WHAT YOU ARE ASKED TO DO >> Each record that follows should be repeated exactly, minus any images.

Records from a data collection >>

********************

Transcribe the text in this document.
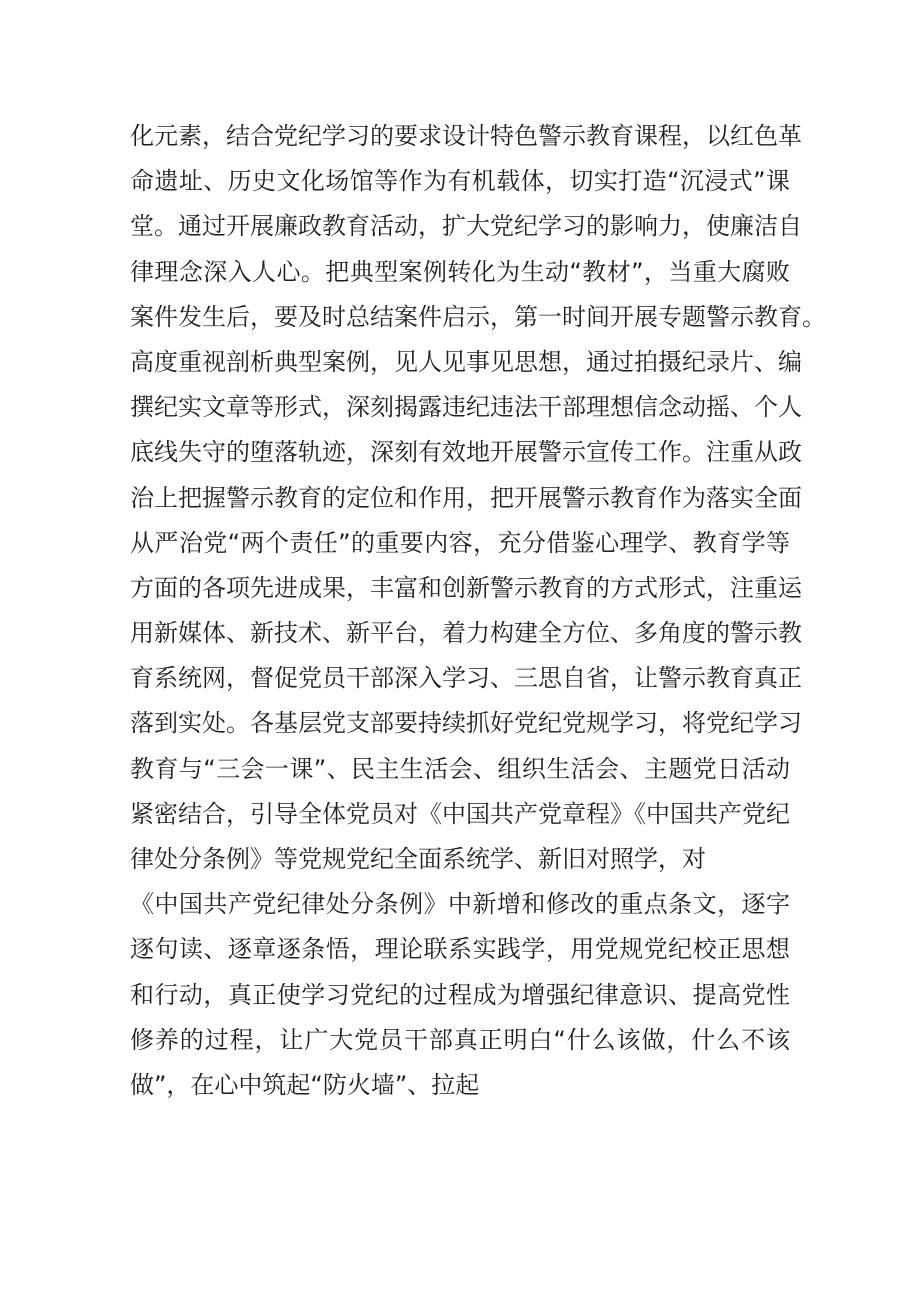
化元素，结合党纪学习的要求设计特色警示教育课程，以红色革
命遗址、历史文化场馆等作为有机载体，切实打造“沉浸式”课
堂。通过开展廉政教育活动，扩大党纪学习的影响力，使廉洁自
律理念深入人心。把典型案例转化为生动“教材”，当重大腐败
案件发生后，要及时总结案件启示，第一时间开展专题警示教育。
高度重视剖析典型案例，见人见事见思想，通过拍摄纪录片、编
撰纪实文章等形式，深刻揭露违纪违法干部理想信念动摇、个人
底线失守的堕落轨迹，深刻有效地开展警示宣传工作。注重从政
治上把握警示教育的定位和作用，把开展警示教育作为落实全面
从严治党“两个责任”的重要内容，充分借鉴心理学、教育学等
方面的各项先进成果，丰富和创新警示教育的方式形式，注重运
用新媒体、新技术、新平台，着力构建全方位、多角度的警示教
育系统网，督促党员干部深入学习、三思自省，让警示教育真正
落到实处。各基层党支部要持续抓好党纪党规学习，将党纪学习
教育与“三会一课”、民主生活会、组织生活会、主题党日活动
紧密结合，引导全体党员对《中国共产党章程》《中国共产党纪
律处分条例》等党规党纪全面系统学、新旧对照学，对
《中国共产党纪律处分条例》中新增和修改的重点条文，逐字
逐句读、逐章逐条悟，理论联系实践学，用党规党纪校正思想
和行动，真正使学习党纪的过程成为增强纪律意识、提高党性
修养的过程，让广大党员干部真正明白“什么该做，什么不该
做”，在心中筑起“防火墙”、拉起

********************

RESULT OF THIS TASK >>
Transcribe the text in this document.
化元素，结合党纪学习的要求设计特色警示教育课程，以红色革
命遗址、历史文化场馆等作为有机载体，切实打造“沉浸式”课
堂。通过开展廉政教育活动，扩大党纪学习的影响力，使廉洁自
律理念深入人心。把典型案例转化为生动“教材”，当重大腐败
案件发生后，要及时总结案件启示，第一时间开展专题警示教育。
高度重视剖析典型案例，见人见事见思想，通过拍摄纪录片、编
撰纪实文章等形式，深刻揭露违纪违法干部理想信念动摇、个人
底线失守的堕落轨迹，深刻有效地开展警示宣传工作。注重从政
治上把握警示教育的定位和作用，把开展警示教育作为落实全面
从严治党“两个责任”的重要内容，充分借鉴心理学、教育学等
方面的各项先进成果，丰富和创新警示教育的方式形式，注重运
用新媒体、新技术、新平台，着力构建全方位、多角度的警示教
育系统网，督促党员干部深入学习、三思自省，让警示教育真正
落到实处。各基层党支部要持续抓好党纪党规学习，将党纪学习
教育与“三会一课”、民主生活会、组织生活会、主题党日活动
紧密结合，引导全体党员对《中国共产党章程》《中国共产党纪
律处分条例》等党规党纪全面系统学、新旧对照学，对
《中国共产党纪律处分条例》中新增和修改的重点条文，逐字
逐句读、逐章逐条悟，理论联系实践学，用党规党纪校正思想
和行动，真正使学习党纪的过程成为增强纪律意识、提高党性
修养的过程，让广大党员干部真正明白“什么该做，什么不该
做”，在心中筑起“防火墙”、拉起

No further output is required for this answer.